**Directions:**
Below are records to transcribe exactly, without their pictures.

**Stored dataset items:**
______
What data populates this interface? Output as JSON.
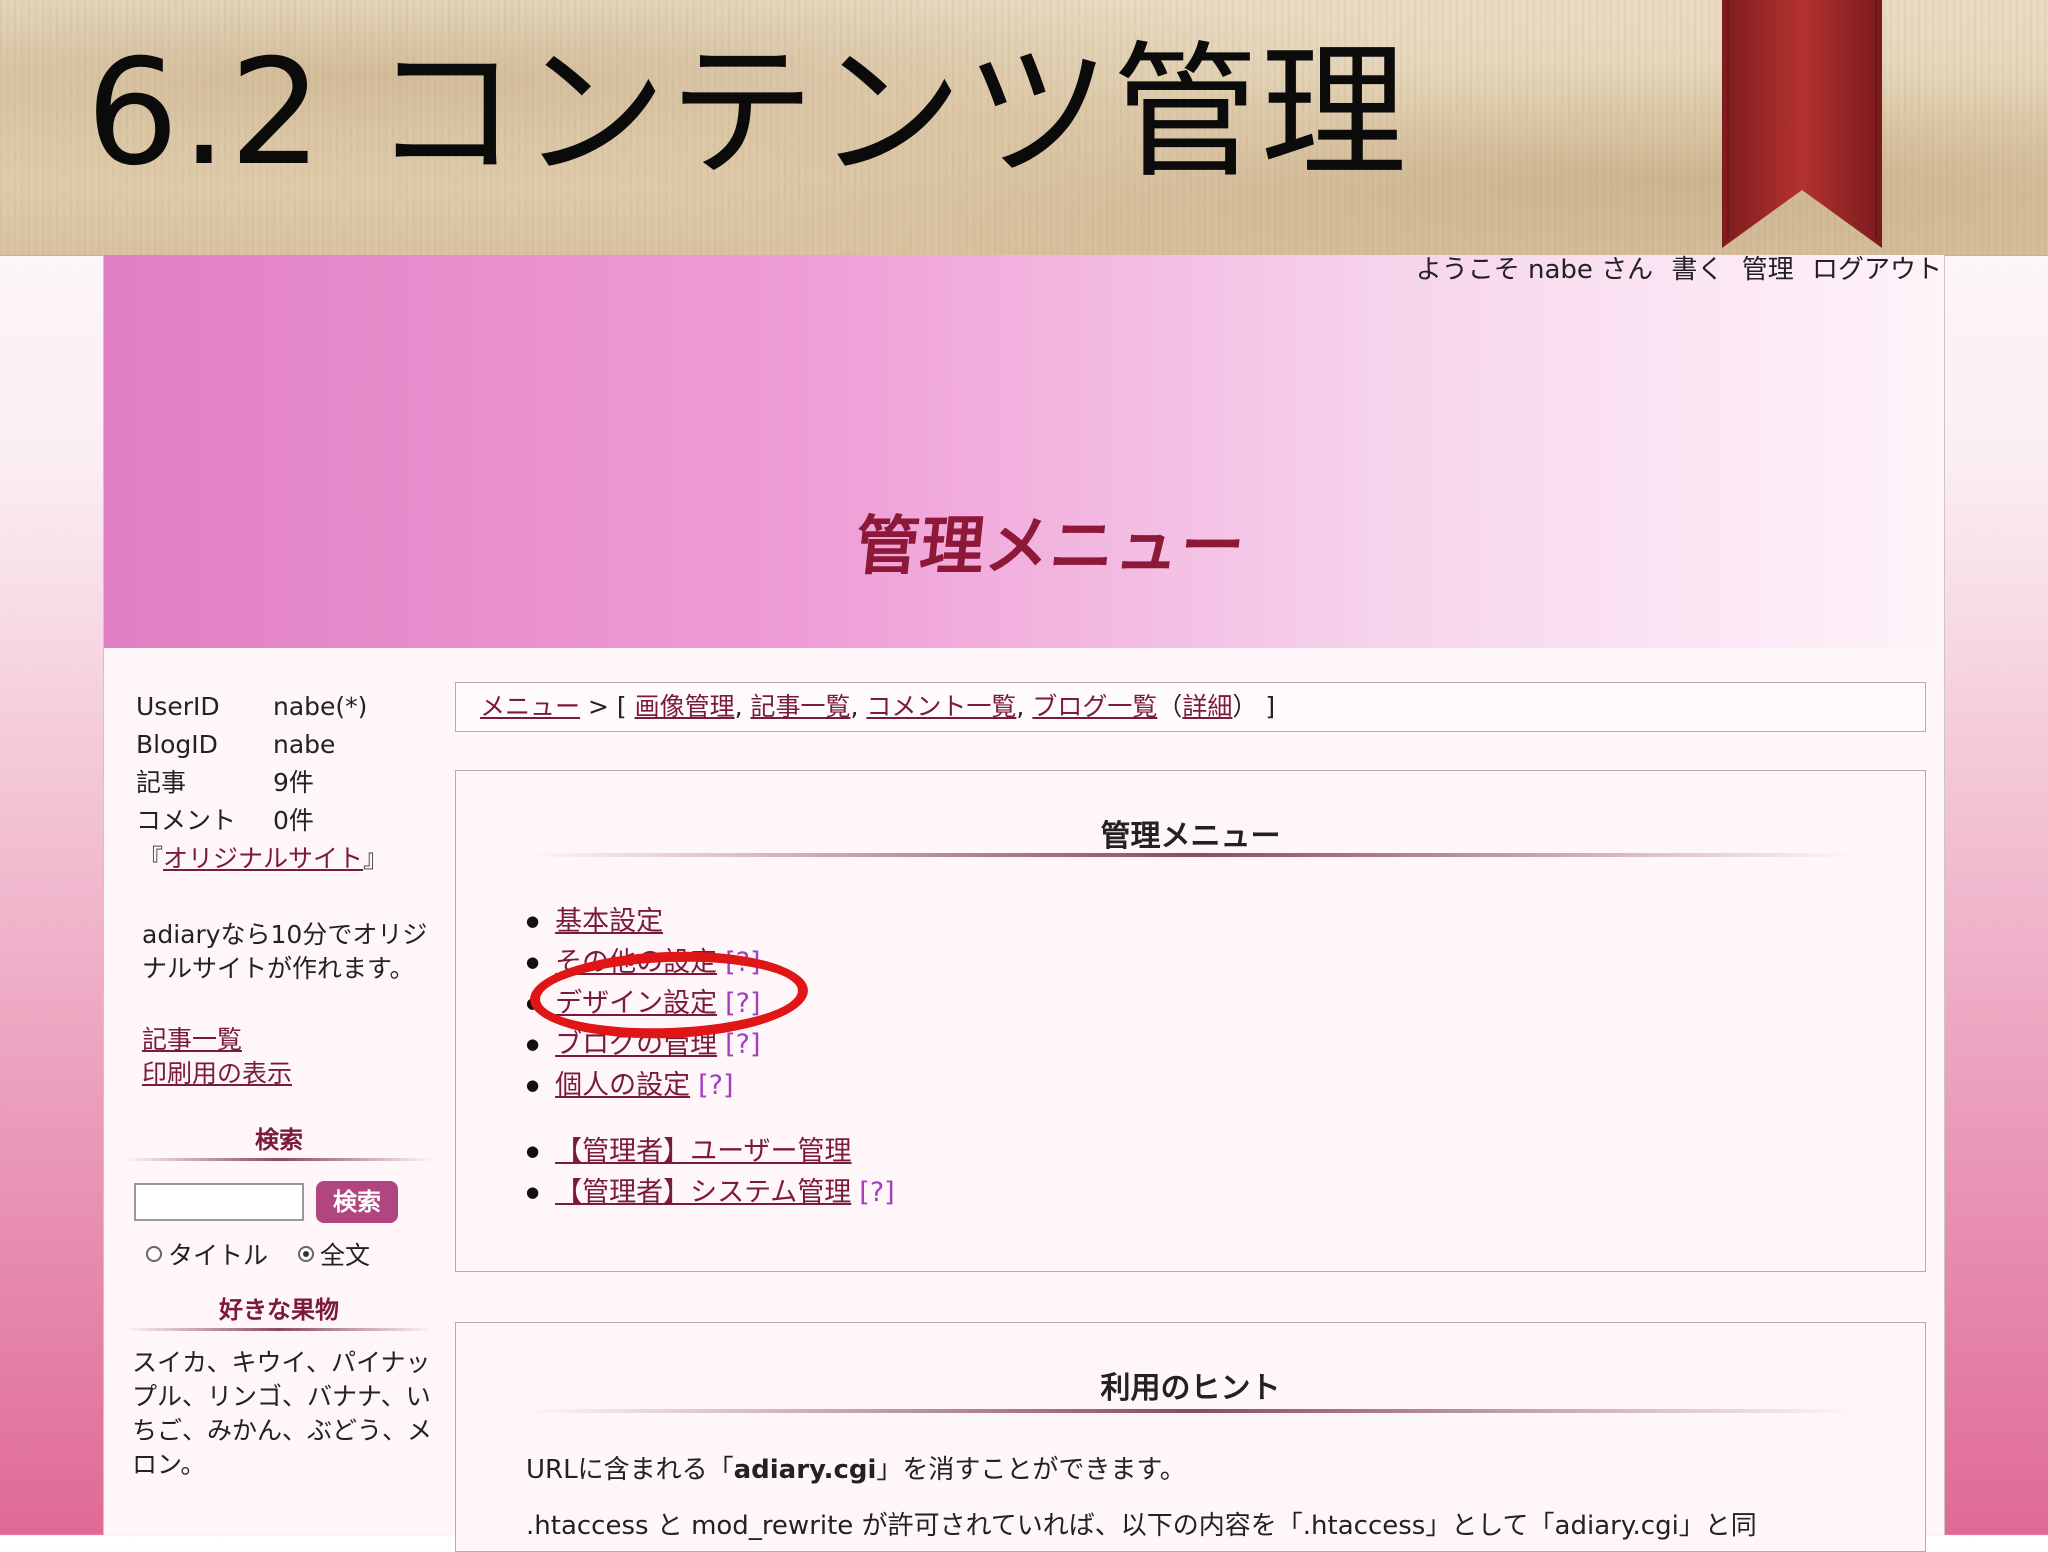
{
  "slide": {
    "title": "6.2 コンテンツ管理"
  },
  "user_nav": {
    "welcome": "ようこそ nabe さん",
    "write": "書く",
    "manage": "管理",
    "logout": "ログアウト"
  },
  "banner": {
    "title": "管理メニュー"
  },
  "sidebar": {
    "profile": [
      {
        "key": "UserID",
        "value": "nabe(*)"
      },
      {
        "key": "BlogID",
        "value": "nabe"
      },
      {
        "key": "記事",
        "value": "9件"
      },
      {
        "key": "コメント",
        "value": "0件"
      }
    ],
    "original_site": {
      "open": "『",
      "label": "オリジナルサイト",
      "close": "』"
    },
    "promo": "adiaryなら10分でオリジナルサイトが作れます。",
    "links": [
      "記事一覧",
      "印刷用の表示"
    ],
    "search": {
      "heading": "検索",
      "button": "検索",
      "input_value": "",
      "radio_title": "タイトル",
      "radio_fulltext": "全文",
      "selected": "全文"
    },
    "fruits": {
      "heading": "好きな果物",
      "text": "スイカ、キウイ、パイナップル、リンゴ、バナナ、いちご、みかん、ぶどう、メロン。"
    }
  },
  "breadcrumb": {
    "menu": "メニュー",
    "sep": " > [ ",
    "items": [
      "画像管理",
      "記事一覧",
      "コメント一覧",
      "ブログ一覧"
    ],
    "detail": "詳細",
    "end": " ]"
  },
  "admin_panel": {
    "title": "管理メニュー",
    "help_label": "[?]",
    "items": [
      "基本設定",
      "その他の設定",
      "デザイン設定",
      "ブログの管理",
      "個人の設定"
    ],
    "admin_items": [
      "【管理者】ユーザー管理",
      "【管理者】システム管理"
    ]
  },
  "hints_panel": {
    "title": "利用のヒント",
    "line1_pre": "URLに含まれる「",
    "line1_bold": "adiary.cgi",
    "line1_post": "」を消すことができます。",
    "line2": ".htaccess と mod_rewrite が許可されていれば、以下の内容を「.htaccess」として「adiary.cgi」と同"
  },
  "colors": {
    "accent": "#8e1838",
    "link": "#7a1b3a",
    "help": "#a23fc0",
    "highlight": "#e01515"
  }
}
______
**Final result:**
What data populates this interface? Output as JSON.
{
  "slide": {
    "title": "6.2 コンテンツ管理"
  },
  "user_nav": {
    "welcome": "ようこそ nabe さん",
    "write": "書く",
    "manage": "管理",
    "logout": "ログアウト"
  },
  "banner": {
    "title": "管理メニュー"
  },
  "sidebar": {
    "profile": [
      {
        "key": "UserID",
        "value": "nabe(*)"
      },
      {
        "key": "BlogID",
        "value": "nabe"
      },
      {
        "key": "記事",
        "value": "9件"
      },
      {
        "key": "コメント",
        "value": "0件"
      }
    ],
    "original_site": {
      "open": "『",
      "label": "オリジナルサイト",
      "close": "』"
    },
    "promo": "adiaryなら10分でオリジナルサイトが作れます。",
    "links": [
      "記事一覧",
      "印刷用の表示"
    ],
    "search": {
      "heading": "検索",
      "button": "検索",
      "input_value": "",
      "radio_title": "タイトル",
      "radio_fulltext": "全文",
      "selected": "全文"
    },
    "fruits": {
      "heading": "好きな果物",
      "text": "スイカ、キウイ、パイナップル、リンゴ、バナナ、いちご、みかん、ぶどう、メロン。"
    }
  },
  "breadcrumb": {
    "menu": "メニュー",
    "sep": " > [ ",
    "items": [
      "画像管理",
      "記事一覧",
      "コメント一覧",
      "ブログ一覧"
    ],
    "detail": "詳細",
    "end": " ]"
  },
  "admin_panel": {
    "title": "管理メニュー",
    "help_label": "[?]",
    "items": [
      "基本設定",
      "その他の設定",
      "デザイン設定",
      "ブログの管理",
      "個人の設定"
    ],
    "admin_items": [
      "【管理者】ユーザー管理",
      "【管理者】システム管理"
    ]
  },
  "hints_panel": {
    "title": "利用のヒント",
    "line1_pre": "URLに含まれる「",
    "line1_bold": "adiary.cgi",
    "line1_post": "」を消すことができます。",
    "line2": ".htaccess と mod_rewrite が許可されていれば、以下の内容を「.htaccess」として「adiary.cgi」と同"
  },
  "colors": {
    "accent": "#8e1838",
    "link": "#7a1b3a",
    "help": "#a23fc0",
    "highlight": "#e01515"
  }
}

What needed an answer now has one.